The road from LSTF to Access Fund

So, alas, we’ve come to the end of the Local Sustainable Transport Fund. For many this is a time of transition – with successful initiatives beginning life after LSTF, other initiatives being downgraded or mothballed, and team members moving on to new challenges.

It should also be a time of celebration after five years of hard work. So congratulations to all projects and their teams! For your local successes, as well as for helping to advance the art of sustainable transport nationally over the last five years. We are a bigger, more experienced and more competent profession now as a result of your endeavors. So thank you for all your hard work.

Local Sustainable Transport Fund: What Works

The Department for Transport (DfT) has already published some of the research it has commissioned looking at the impact of LSTF. There will be more over the coming months. You can find this on the DfT website.

As part of this, the Department will shortly publish ‘What Works: Learning from the Local Sustainable Transport Fund’. This report reviews best practice from LSTF, as well as outlines a host of lessons learnt by practitioners on the ground. As well as overall sustainable transport programme strategy, What Works looks in particular at how to improve bus, cycle and rail travel; provide sustainable travel options for commuters and jobseekers; and market sustainable travel.

This report will be an invaluable reference guide for those designing and delivering sustainable transport programmes in the future. As our lead consultant Beth Hiblin is one of its co-authors, we’ll be publishing What Works here as soon as it is available.

Sustainable Travel Transition Year

Sustainable transport practitioners across England are now focused on what happens next, but for those who haven’t already secured other funding like Cycle City Ambition or Growth Fund, this is a waiting game. Many are waiting to hear if their bids for a portion of the £20m (revenue) Sustainable Travel Transition Year funding for 2016/17 have been successful. Others are waiting for the DfT to make further announcements about the Access Fund, or to move ahead with the plans outlined in the (currently draft) Cycling and Walking Investment Strategy.

Access Fund

The Access Fund will be formally launched later in 2016, once DfT has decided how it is going to run this next round of sustainable transport funding. It will share out £60 million revenue and £500 million capital funding across England (excl. London) between 2017 and 2020. It is likely to prioritise sustainable and accessible transport projects which help people access work, training, education and services; as well as those which help improve walking and cycling.

● **Data entries**:
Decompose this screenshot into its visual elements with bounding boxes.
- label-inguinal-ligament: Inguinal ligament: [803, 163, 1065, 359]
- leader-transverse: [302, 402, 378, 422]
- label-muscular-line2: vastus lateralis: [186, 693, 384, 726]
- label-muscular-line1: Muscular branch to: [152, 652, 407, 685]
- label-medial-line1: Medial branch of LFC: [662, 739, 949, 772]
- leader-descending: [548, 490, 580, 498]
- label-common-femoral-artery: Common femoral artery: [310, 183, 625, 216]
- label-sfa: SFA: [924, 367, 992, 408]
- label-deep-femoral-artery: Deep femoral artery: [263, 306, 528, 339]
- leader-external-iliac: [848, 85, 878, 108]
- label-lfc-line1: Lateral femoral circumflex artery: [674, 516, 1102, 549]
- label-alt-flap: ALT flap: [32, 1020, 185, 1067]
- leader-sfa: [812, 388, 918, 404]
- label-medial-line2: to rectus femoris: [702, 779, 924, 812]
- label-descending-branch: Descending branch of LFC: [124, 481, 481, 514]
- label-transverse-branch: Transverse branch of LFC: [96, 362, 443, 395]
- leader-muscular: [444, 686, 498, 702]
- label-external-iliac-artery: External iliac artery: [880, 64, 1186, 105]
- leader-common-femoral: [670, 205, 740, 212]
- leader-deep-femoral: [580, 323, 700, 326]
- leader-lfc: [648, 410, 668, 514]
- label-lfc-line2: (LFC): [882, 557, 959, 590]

● **Set task 1**:
Answer these from the article on LSTF and the Access Fund, one line each:
(a) How much revenue funding is the Sustainable Travel Transition Year funding for 2016/17?
(b) Which lead consultant is one of the co-authors of What Works?
(c) Between which years will the Access Fund share out its money?
● **Set task 2**: From the article on LSTF and the Access Fund, quote word for word the part that begins at the words "The road from" and stops after "your hard work.".
● **Set task 3**:
Do these statements agree with the article on LSTF and the Access Fund? Answer yes or no for each, and quote the words that settle it.
(a) The Access Fund will cover London.
(b) The Cycling and Walking Investment Strategy is still a draft.
(c) The DfT has already published all the LSTF research it commissioned.

● **Answer 1**:
(a) £20m
(b) Beth Hiblin
(c) 2017 and 2020

● **Answer 2**:
The road from LSTF to Access Fund

So, alas, we’ve come to the end of the Local Sustainable Transport Fund. For many this is a time of transition – with successful initiatives beginning life after LSTF, other initiatives being downgraded or mothballed, and team members moving on to new challenges.

It should also be a time of celebration after five years of hard work. So congratulations to all projects and their teams! For your local successes, as well as for helping to advance the art of sustainable transport nationally over the last five years. We are a bigger, more experienced and more competent profession now as a result of your endeavors. So thank you for all your hard work.

● **Answer 3**:
(a) No: "across England (excl. London)"
(b) Yes: "the (currently draft) Cycling and Walking Investment Strategy"
(c) No: "There will be more over the coming months."